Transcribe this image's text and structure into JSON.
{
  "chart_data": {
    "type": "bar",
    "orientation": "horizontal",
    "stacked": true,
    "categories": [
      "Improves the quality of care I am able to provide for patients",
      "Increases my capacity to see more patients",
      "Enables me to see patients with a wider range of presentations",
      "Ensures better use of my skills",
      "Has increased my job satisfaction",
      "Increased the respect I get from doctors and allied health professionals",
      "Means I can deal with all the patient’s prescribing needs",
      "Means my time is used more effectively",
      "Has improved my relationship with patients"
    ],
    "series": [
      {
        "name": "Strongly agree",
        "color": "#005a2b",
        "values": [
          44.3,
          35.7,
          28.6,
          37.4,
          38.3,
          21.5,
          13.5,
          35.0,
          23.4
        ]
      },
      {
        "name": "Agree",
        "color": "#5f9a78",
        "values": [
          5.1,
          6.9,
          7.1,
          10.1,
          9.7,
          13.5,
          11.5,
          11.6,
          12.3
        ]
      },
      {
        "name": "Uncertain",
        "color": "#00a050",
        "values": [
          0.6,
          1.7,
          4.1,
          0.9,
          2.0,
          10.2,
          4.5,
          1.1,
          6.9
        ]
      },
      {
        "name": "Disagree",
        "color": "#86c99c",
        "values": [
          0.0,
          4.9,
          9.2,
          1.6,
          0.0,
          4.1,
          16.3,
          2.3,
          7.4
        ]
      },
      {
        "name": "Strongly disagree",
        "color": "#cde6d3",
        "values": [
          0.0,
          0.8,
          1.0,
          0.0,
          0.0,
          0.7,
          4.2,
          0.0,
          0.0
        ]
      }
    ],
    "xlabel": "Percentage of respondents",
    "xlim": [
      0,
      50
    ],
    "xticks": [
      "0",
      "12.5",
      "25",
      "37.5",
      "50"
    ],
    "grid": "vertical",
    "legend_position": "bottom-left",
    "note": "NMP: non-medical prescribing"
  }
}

--------------------------------

Whenever a line of the material holds the word "patients", copy it out.

■ Exercise answer ■
      "Improves the quality of care I am able to provide for patients",
      "Increases my capacity to see more patients",
      "Enables me to see patients with a wider range of presentations",
      "Has improved my relationship with patients"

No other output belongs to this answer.